#### [Description of the task]
Please rewrite the entries between the line holding "365, 573, 379]" and the line holding "359, 106, 386]", inclusive, swapping "interactable" for "clickable" and leaving everything else as it is.

#### [Information shown]
=======
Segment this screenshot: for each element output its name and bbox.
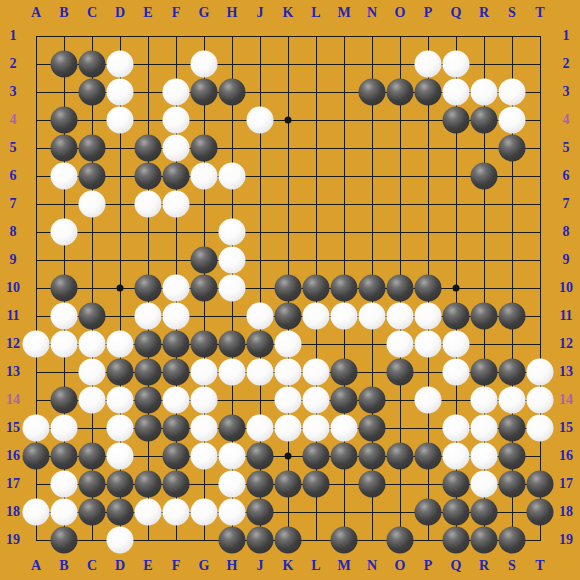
row-label-right-13: 13	[559, 365, 573, 379]
white-stone-H10[interactable]	[219, 275, 246, 302]
black-stone-C18[interactable]	[79, 499, 106, 526]
star-point-Q10	[453, 285, 460, 292]
white-stone-Q3[interactable]	[443, 79, 470, 106]
white-stone-B8[interactable]	[51, 219, 78, 246]
black-stone-O19[interactable]	[387, 527, 414, 554]
white-stone-G15[interactable]	[191, 415, 218, 442]
black-stone-O3[interactable]	[387, 79, 414, 106]
white-stone-B11[interactable]	[51, 303, 78, 330]
white-stone-D15[interactable]	[107, 415, 134, 442]
black-stone-B4[interactable]	[51, 107, 78, 134]
col-label-bottom-C: C	[87, 559, 97, 573]
row-label-left-19: 19	[6, 533, 20, 547]
white-stone-R15[interactable]	[471, 415, 498, 442]
black-stone-Q11[interactable]	[443, 303, 470, 330]
white-stone-A18[interactable]	[23, 499, 50, 526]
black-stone-H3[interactable]	[219, 79, 246, 106]
col-label-bottom-R: R	[479, 559, 489, 573]
row-label-right-12: 12	[559, 337, 573, 351]
black-stone-M13[interactable]	[331, 359, 358, 386]
white-stone-G13[interactable]	[191, 359, 218, 386]
black-stone-J12[interactable]	[247, 331, 274, 358]
white-stone-Q15[interactable]	[443, 415, 470, 442]
black-stone-F15[interactable]	[163, 415, 190, 442]
star-point-K16	[285, 453, 292, 460]
col-label-bottom-M: M	[337, 559, 350, 573]
white-stone-K15[interactable]	[275, 415, 302, 442]
black-stone-S15[interactable]	[499, 415, 526, 442]
white-stone-Q2[interactable]	[443, 51, 470, 78]
white-stone-C13[interactable]	[79, 359, 106, 386]
black-stone-H12[interactable]	[219, 331, 246, 358]
col-label-top-G: G	[199, 6, 210, 20]
black-stone-C16[interactable]	[79, 443, 106, 470]
black-stone-D18[interactable]	[107, 499, 134, 526]
row-label-left-3: 3	[10, 85, 17, 99]
white-stone-N11[interactable]	[359, 303, 386, 330]
black-stone-M16[interactable]	[331, 443, 358, 470]
col-label-bottom-T: T	[535, 559, 544, 573]
black-stone-B10[interactable]	[51, 275, 78, 302]
row-label-left-15: 15	[6, 421, 20, 435]
col-label-top-F: F	[172, 6, 181, 20]
black-stone-S19[interactable]	[499, 527, 526, 554]
row-label-left-5: 5	[10, 141, 17, 155]
black-stone-S5[interactable]	[499, 135, 526, 162]
white-stone-G14[interactable]	[191, 387, 218, 414]
black-stone-F13[interactable]	[163, 359, 190, 386]
black-stone-J17[interactable]	[247, 471, 274, 498]
white-stone-L14[interactable]	[303, 387, 330, 414]
black-stone-F17[interactable]	[163, 471, 190, 498]
black-stone-K19[interactable]	[275, 527, 302, 554]
row-label-left-14: 14	[6, 393, 20, 407]
row-label-right-15: 15	[559, 421, 573, 435]
col-label-top-B: B	[59, 6, 68, 20]
white-stone-K12[interactable]	[275, 331, 302, 358]
black-stone-B2[interactable]	[51, 51, 78, 78]
row-label-left-16: 16	[6, 449, 20, 463]
row-label-right-8: 8	[563, 225, 570, 239]
col-label-top-A: A	[31, 6, 41, 20]
white-stone-T15[interactable]	[527, 415, 554, 442]
white-stone-D12[interactable]	[107, 331, 134, 358]
row-label-right-16: 16	[559, 449, 573, 463]
black-stone-O10[interactable]	[387, 275, 414, 302]
col-label-top-C: C	[87, 6, 97, 20]
black-stone-T17[interactable]	[527, 471, 554, 498]
white-stone-H8[interactable]	[219, 219, 246, 246]
white-stone-L15[interactable]	[303, 415, 330, 442]
black-stone-R19[interactable]	[471, 527, 498, 554]
col-label-top-P: P	[424, 6, 433, 20]
black-stone-N15[interactable]	[359, 415, 386, 442]
row-label-right-5: 5	[563, 141, 570, 155]
black-stone-C2[interactable]	[79, 51, 106, 78]
black-stone-J16[interactable]	[247, 443, 274, 470]
white-stone-L11[interactable]	[303, 303, 330, 330]
black-stone-A16[interactable]	[23, 443, 50, 470]
white-stone-D2[interactable]	[107, 51, 134, 78]
row-label-right-6: 6	[563, 169, 570, 183]
black-stone-M19[interactable]	[331, 527, 358, 554]
black-stone-G3[interactable]	[191, 79, 218, 106]
black-stone-E13[interactable]	[135, 359, 162, 386]
black-stone-S17[interactable]	[499, 471, 526, 498]
star-point-D10	[117, 285, 124, 292]
white-stone-A12[interactable]	[23, 331, 50, 358]
white-stone-Q12[interactable]	[443, 331, 470, 358]
black-stone-H15[interactable]	[219, 415, 246, 442]
col-label-bottom-H: H	[227, 559, 238, 573]
white-stone-F14[interactable]	[163, 387, 190, 414]
black-stone-S11[interactable]	[499, 303, 526, 330]
col-label-top-R: R	[479, 6, 489, 20]
white-stone-P2[interactable]	[415, 51, 442, 78]
black-stone-Q19[interactable]	[443, 527, 470, 554]
row-label-left-7: 7	[10, 197, 17, 211]
white-stone-B15[interactable]	[51, 415, 78, 442]
white-stone-F4[interactable]	[163, 107, 190, 134]
row-label-right-14: 14	[559, 393, 573, 407]
row-label-left-6: 6	[10, 169, 17, 183]
white-stone-F18[interactable]	[163, 499, 190, 526]
white-stone-H9[interactable]	[219, 247, 246, 274]
black-stone-Q4[interactable]	[443, 107, 470, 134]
col-label-bottom-S: S	[508, 559, 516, 573]
white-stone-S4[interactable]	[499, 107, 526, 134]
white-stone-K14[interactable]	[275, 387, 302, 414]
col-label-top-H: H	[227, 6, 238, 20]
col-label-top-Q: Q	[451, 6, 462, 20]
black-stone-K10[interactable]	[275, 275, 302, 302]
black-stone-J19[interactable]	[247, 527, 274, 554]
white-stone-J11[interactable]	[247, 303, 274, 330]
black-stone-R6[interactable]	[471, 163, 498, 190]
white-stone-G2[interactable]	[191, 51, 218, 78]
black-stone-F6[interactable]	[163, 163, 190, 190]
white-stone-R16[interactable]	[471, 443, 498, 470]
black-stone-L16[interactable]	[303, 443, 330, 470]
white-stone-T14[interactable]	[527, 387, 554, 414]
black-stone-R4[interactable]	[471, 107, 498, 134]
col-label-top-K: K	[283, 6, 294, 20]
white-stone-M15[interactable]	[331, 415, 358, 442]
col-label-top-D: D	[115, 6, 125, 20]
col-label-top-E: E	[143, 6, 152, 20]
white-stone-P14[interactable]	[415, 387, 442, 414]
white-stone-C7[interactable]	[79, 191, 106, 218]
white-stone-A15[interactable]	[23, 415, 50, 442]
black-stone-S13[interactable]	[499, 359, 526, 386]
white-stone-G16[interactable]	[191, 443, 218, 470]
white-stone-J15[interactable]	[247, 415, 274, 442]
col-label-bottom-K: K	[283, 559, 294, 573]
col-label-bottom-G: G	[199, 559, 210, 573]
black-stone-C17[interactable]	[79, 471, 106, 498]
col-label-bottom-O: O	[395, 559, 406, 573]
white-stone-K13[interactable]	[275, 359, 302, 386]
white-stone-H18[interactable]	[219, 499, 246, 526]
white-stone-C14[interactable]	[79, 387, 106, 414]
white-stone-H16[interactable]	[219, 443, 246, 470]
black-stone-E12[interactable]	[135, 331, 162, 358]
row-label-right-19: 19	[559, 533, 573, 547]
white-stone-G6[interactable]	[191, 163, 218, 190]
black-stone-C11[interactable]	[79, 303, 106, 330]
col-label-top-M: M	[337, 6, 350, 20]
white-stone-B12[interactable]	[51, 331, 78, 358]
black-stone-C6[interactable]	[79, 163, 106, 190]
black-stone-P18[interactable]	[415, 499, 442, 526]
black-stone-L17[interactable]	[303, 471, 330, 498]
white-stone-F5[interactable]	[163, 135, 190, 162]
white-stone-J13[interactable]	[247, 359, 274, 386]
col-label-bottom-L: L	[311, 559, 320, 573]
col-label-bottom-A: A	[31, 559, 41, 573]
row-label-right-17: 17	[559, 477, 573, 491]
black-stone-G10[interactable]	[191, 275, 218, 302]
row-label-left-8: 8	[10, 225, 17, 239]
row-label-right-18: 18	[559, 505, 573, 519]
col-label-top-S: S	[508, 6, 516, 20]
row-label-left-18: 18	[6, 505, 20, 519]
black-stone-T18[interactable]	[527, 499, 554, 526]
col-label-bottom-N: N	[367, 559, 377, 573]
col-label-bottom-J: J	[257, 559, 264, 573]
black-stone-E10[interactable]	[135, 275, 162, 302]
white-stone-L13[interactable]	[303, 359, 330, 386]
black-stone-P3[interactable]	[415, 79, 442, 106]
white-stone-B17[interactable]	[51, 471, 78, 498]
row-label-right-4: 4	[563, 113, 570, 127]
col-label-bottom-E: E	[143, 559, 152, 573]
white-stone-C12[interactable]	[79, 331, 106, 358]
row-label-left-17: 17	[6, 477, 20, 491]
black-stone-D17[interactable]	[107, 471, 134, 498]
black-stone-Q18[interactable]	[443, 499, 470, 526]
white-stone-F10[interactable]	[163, 275, 190, 302]
white-stone-D4[interactable]	[107, 107, 134, 134]
white-stone-R3[interactable]	[471, 79, 498, 106]
black-stone-K11[interactable]	[275, 303, 302, 330]
row-label-right-2: 2	[563, 57, 570, 71]
black-stone-C3[interactable]	[79, 79, 106, 106]
black-stone-N17[interactable]	[359, 471, 386, 498]
black-stone-E5[interactable]	[135, 135, 162, 162]
white-stone-D14[interactable]	[107, 387, 134, 414]
white-stone-G18[interactable]	[191, 499, 218, 526]
row-label-right-9: 9	[563, 253, 570, 267]
black-stone-O16[interactable]	[387, 443, 414, 470]
white-stone-R17[interactable]	[471, 471, 498, 498]
row-label-left-13: 13	[6, 365, 20, 379]
white-stone-E7[interactable]	[135, 191, 162, 218]
col-label-bottom-F: F	[172, 559, 181, 573]
white-stone-T13[interactable]	[527, 359, 554, 386]
col-label-top-J: J	[257, 6, 264, 20]
white-stone-F7[interactable]	[163, 191, 190, 218]
black-stone-R11[interactable]	[471, 303, 498, 330]
row-label-left-1: 1	[10, 29, 17, 43]
black-stone-D13[interactable]	[107, 359, 134, 386]
white-stone-D19[interactable]	[107, 527, 134, 554]
black-stone-N10[interactable]	[359, 275, 386, 302]
white-stone-H17[interactable]	[219, 471, 246, 498]
black-stone-L10[interactable]	[303, 275, 330, 302]
row-label-left-10: 10	[6, 281, 20, 295]
white-stone-M11[interactable]	[331, 303, 358, 330]
white-stone-O12[interactable]	[387, 331, 414, 358]
col-label-bottom-B: B	[59, 559, 68, 573]
black-stone-M10[interactable]	[331, 275, 358, 302]
black-stone-C5[interactable]	[79, 135, 106, 162]
black-stone-O13[interactable]	[387, 359, 414, 386]
col-label-top-L: L	[311, 6, 320, 20]
black-stone-G9[interactable]	[191, 247, 218, 274]
white-stone-D3[interactable]	[107, 79, 134, 106]
col-label-bottom-Q: Q	[451, 559, 462, 573]
row-label-left-9: 9	[10, 253, 17, 267]
white-stone-E11[interactable]	[135, 303, 162, 330]
col-label-bottom-P: P	[424, 559, 433, 573]
black-stone-Q17[interactable]	[443, 471, 470, 498]
white-stone-J4[interactable]	[247, 107, 274, 134]
black-stone-B14[interactable]	[51, 387, 78, 414]
black-stone-R13[interactable]	[471, 359, 498, 386]
white-stone-E18[interactable]	[135, 499, 162, 526]
white-stone-Q16[interactable]	[443, 443, 470, 470]
black-stone-B19[interactable]	[51, 527, 78, 554]
white-stone-H13[interactable]	[219, 359, 246, 386]
white-stone-S3[interactable]	[499, 79, 526, 106]
black-stone-E17[interactable]	[135, 471, 162, 498]
col-label-top-O: O	[395, 6, 406, 20]
black-stone-S16[interactable]	[499, 443, 526, 470]
black-stone-K17[interactable]	[275, 471, 302, 498]
row-label-left-12: 12	[6, 337, 20, 351]
col-label-bottom-D: D	[115, 559, 125, 573]
black-stone-M14[interactable]	[331, 387, 358, 414]
white-stone-Q13[interactable]	[443, 359, 470, 386]
black-stone-E6[interactable]	[135, 163, 162, 190]
white-stone-D16[interactable]	[107, 443, 134, 470]
black-stone-H19[interactable]	[219, 527, 246, 554]
col-label-top-N: N	[367, 6, 377, 20]
black-stone-R18[interactable]	[471, 499, 498, 526]
white-stone-P12[interactable]	[415, 331, 442, 358]
black-stone-B5[interactable]	[51, 135, 78, 162]
black-stone-N16[interactable]	[359, 443, 386, 470]
black-stone-G5[interactable]	[191, 135, 218, 162]
white-stone-B6[interactable]	[51, 163, 78, 190]
row-label-right-3: 3	[563, 85, 570, 99]
white-stone-B18[interactable]	[51, 499, 78, 526]
row-label-right-1: 1	[563, 29, 570, 43]
go-board: AABBCCDDEEFFGGHHJJKKLLMMNNOOPPQQRRSSTT11…	[0, 0, 580, 580]
black-stone-J18[interactable]	[247, 499, 274, 526]
white-stone-P11[interactable]	[415, 303, 442, 330]
row-label-right-7: 7	[563, 197, 570, 211]
black-stone-N14[interactable]	[359, 387, 386, 414]
black-stone-B16[interactable]	[51, 443, 78, 470]
black-stone-F12[interactable]	[163, 331, 190, 358]
white-stone-H6[interactable]	[219, 163, 246, 190]
row-label-right-10: 10	[559, 281, 573, 295]
white-stone-S14[interactable]	[499, 387, 526, 414]
white-stone-O11[interactable]	[387, 303, 414, 330]
black-stone-N3[interactable]	[359, 79, 386, 106]
col-label-top-T: T	[535, 6, 544, 20]
white-stone-F11[interactable]	[163, 303, 190, 330]
black-stone-E14[interactable]	[135, 387, 162, 414]
black-stone-P10[interactable]	[415, 275, 442, 302]
black-stone-E15[interactable]	[135, 415, 162, 442]
star-point-K4	[285, 117, 292, 124]
black-stone-P16[interactable]	[415, 443, 442, 470]
black-stone-G12[interactable]	[191, 331, 218, 358]
row-label-left-11: 11	[6, 309, 19, 323]
row-label-left-4: 4	[10, 113, 17, 127]
white-stone-R14[interactable]	[471, 387, 498, 414]
row-label-right-11: 11	[559, 309, 572, 323]
black-stone-F16[interactable]	[163, 443, 190, 470]
row-label-left-2: 2	[10, 57, 17, 71]
white-stone-F3[interactable]	[163, 79, 190, 106]
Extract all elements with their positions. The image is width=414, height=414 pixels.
=======
#### [Response to the exercise]
row-label-right-13: 13	[559, 365, 573, 379]
white-stone-H10[clickable]	[219, 275, 246, 302]
black-stone-C18[clickable]	[79, 499, 106, 526]
star-point-Q10	[453, 285, 460, 292]
white-stone-Q3[clickable]	[443, 79, 470, 106]
white-stone-B8[clickable]	[51, 219, 78, 246]
black-stone-O19[clickable]	[387, 527, 414, 554]
white-stone-G15[clickable]	[191, 415, 218, 442]
black-stone-O3[clickable]	[387, 79, 414, 106]
white-stone-B11[clickable]	[51, 303, 78, 330]
white-stone-D15[clickable]	[107, 415, 134, 442]
black-stone-B4[clickable]	[51, 107, 78, 134]
col-label-bottom-C: C	[87, 559, 97, 573]
row-label-left-19: 19	[6, 533, 20, 547]
white-stone-R15[clickable]	[471, 415, 498, 442]
black-stone-Q11[clickable]	[443, 303, 470, 330]
white-stone-A18[clickable]	[23, 499, 50, 526]
black-stone-H3[clickable]	[219, 79, 246, 106]
col-label-bottom-R: R	[479, 559, 489, 573]
row-label-right-12: 12	[559, 337, 573, 351]
black-stone-M13[clickable]	[331, 359, 358, 386]
white-stone-G13[clickable]	[191, 359, 218, 386]
black-stone-J12[clickable]	[247, 331, 274, 358]
white-stone-Q15[clickable]	[443, 415, 470, 442]
black-stone-F15[clickable]	[163, 415, 190, 442]
star-point-K16	[285, 453, 292, 460]
col-label-bottom-M: M	[337, 559, 350, 573]
white-stone-K15[clickable]	[275, 415, 302, 442]
black-stone-S15[clickable]	[499, 415, 526, 442]
white-stone-Q2[clickable]	[443, 51, 470, 78]
white-stone-C13[clickable]	[79, 359, 106, 386]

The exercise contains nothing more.